> [What to do]
Keep every line in which "this" occurs and drop the rest of the data.

> [Data to use]

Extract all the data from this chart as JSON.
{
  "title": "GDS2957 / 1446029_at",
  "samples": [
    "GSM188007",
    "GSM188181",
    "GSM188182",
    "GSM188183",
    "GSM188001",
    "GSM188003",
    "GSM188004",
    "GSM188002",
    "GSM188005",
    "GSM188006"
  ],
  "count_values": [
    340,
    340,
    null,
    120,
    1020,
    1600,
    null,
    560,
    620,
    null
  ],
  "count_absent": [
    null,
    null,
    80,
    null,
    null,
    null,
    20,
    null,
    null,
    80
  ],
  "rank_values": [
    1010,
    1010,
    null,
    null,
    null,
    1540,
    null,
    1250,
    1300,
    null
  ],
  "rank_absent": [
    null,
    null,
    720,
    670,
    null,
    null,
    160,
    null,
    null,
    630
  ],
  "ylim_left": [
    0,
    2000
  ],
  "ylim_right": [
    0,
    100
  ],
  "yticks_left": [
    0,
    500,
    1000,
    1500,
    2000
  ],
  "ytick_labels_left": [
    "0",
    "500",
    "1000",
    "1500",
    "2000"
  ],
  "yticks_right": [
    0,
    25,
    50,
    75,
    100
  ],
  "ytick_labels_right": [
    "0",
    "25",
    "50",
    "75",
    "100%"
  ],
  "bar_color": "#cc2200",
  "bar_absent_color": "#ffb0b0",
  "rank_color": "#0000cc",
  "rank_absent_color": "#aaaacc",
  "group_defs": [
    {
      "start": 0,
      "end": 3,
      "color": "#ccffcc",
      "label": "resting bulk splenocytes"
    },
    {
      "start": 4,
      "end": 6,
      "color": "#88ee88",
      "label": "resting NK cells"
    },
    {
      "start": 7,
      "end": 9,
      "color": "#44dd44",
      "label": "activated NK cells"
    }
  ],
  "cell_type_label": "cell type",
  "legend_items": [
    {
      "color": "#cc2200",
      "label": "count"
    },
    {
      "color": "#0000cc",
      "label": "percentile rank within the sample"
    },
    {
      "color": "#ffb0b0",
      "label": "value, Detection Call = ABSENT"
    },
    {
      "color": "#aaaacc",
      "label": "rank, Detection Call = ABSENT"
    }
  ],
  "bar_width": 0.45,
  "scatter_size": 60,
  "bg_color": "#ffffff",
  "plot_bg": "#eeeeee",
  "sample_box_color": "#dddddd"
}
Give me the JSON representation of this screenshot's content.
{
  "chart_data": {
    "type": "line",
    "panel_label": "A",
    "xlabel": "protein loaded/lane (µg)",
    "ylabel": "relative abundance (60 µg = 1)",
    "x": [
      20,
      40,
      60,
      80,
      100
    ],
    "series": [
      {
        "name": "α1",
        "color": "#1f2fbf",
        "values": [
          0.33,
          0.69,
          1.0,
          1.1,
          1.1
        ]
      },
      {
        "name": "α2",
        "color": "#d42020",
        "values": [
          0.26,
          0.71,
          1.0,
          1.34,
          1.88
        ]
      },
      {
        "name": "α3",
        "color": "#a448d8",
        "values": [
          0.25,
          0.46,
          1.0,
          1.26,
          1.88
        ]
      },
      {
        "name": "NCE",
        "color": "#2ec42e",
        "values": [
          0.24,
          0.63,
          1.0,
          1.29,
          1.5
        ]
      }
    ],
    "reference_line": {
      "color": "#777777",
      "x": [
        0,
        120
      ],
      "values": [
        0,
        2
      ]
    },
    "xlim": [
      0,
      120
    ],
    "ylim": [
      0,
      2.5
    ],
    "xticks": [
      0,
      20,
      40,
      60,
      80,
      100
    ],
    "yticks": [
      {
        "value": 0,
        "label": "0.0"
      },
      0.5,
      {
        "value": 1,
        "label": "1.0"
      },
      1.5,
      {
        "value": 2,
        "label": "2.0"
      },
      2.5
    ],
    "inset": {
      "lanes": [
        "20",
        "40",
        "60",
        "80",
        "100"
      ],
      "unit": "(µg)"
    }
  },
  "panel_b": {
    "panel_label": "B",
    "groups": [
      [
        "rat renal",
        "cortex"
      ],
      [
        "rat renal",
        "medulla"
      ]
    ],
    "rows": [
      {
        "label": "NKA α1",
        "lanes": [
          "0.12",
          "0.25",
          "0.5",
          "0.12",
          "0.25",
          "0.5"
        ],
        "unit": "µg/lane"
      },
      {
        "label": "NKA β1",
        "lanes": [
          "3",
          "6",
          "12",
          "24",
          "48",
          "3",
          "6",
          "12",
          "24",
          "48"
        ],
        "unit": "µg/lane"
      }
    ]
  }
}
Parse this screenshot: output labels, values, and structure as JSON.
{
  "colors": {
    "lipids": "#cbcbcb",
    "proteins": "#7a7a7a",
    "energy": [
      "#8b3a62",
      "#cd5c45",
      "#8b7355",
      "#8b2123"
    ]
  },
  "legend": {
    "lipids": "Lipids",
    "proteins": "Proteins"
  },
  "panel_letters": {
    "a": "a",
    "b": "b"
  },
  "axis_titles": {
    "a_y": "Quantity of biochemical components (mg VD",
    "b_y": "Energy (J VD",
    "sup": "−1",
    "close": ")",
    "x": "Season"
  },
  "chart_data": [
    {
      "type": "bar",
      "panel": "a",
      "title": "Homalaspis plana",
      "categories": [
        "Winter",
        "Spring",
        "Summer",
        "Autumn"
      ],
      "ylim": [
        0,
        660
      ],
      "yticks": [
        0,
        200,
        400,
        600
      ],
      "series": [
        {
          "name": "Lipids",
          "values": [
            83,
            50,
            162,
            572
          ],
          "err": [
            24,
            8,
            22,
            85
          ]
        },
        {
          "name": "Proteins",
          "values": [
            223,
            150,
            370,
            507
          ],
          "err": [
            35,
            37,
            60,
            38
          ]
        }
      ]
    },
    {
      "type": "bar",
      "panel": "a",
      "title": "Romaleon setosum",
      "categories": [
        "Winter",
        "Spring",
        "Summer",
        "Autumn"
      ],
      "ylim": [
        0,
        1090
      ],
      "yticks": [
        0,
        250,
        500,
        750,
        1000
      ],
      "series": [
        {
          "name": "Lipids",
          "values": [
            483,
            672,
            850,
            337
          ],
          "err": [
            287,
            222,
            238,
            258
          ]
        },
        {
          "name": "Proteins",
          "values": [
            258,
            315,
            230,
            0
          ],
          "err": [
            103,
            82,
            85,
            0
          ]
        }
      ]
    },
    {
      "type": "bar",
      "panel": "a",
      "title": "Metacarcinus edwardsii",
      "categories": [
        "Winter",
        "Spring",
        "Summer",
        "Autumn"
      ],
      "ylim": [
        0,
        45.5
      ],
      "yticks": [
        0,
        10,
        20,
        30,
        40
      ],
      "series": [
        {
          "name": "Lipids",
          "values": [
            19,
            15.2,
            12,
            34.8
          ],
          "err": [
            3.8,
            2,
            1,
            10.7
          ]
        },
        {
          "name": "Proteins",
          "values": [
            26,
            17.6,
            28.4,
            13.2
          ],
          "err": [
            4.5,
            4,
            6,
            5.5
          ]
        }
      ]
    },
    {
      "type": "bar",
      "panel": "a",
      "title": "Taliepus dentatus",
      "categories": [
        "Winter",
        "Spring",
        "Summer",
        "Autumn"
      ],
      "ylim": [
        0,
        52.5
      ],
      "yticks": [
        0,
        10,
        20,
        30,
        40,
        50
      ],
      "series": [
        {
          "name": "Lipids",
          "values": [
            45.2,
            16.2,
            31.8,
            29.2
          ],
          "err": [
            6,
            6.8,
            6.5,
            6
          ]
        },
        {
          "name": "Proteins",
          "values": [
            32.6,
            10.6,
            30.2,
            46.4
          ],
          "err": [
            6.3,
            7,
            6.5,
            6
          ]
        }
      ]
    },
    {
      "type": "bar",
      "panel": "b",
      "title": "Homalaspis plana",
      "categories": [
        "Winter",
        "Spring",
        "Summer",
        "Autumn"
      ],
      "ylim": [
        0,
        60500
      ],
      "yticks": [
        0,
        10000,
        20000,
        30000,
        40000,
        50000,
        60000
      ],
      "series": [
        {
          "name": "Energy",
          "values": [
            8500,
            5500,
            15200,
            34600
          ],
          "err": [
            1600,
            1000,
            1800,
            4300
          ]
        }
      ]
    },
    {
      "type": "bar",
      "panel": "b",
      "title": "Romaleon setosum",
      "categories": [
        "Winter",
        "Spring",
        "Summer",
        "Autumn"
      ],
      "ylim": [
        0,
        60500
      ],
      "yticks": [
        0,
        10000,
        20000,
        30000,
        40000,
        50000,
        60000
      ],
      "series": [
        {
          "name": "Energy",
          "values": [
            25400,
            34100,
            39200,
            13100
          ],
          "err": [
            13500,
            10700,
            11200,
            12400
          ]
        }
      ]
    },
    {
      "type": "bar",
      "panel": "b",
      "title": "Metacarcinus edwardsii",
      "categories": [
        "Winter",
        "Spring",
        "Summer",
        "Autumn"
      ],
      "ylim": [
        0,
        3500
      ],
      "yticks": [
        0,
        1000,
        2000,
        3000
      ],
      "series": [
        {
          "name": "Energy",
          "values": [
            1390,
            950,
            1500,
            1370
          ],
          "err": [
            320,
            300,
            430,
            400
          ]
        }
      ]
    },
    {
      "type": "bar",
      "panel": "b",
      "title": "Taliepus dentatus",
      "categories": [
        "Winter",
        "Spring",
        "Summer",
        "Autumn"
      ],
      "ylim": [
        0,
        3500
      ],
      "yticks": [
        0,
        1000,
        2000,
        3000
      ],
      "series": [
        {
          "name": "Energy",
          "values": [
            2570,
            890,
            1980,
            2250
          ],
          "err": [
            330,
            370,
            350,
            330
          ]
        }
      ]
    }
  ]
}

> [Written solution]
Extract all the data from this chart as JSON.
Give me the JSON representation of this screenshot's content.
Parse this screenshot: output labels, values, and structure as JSON.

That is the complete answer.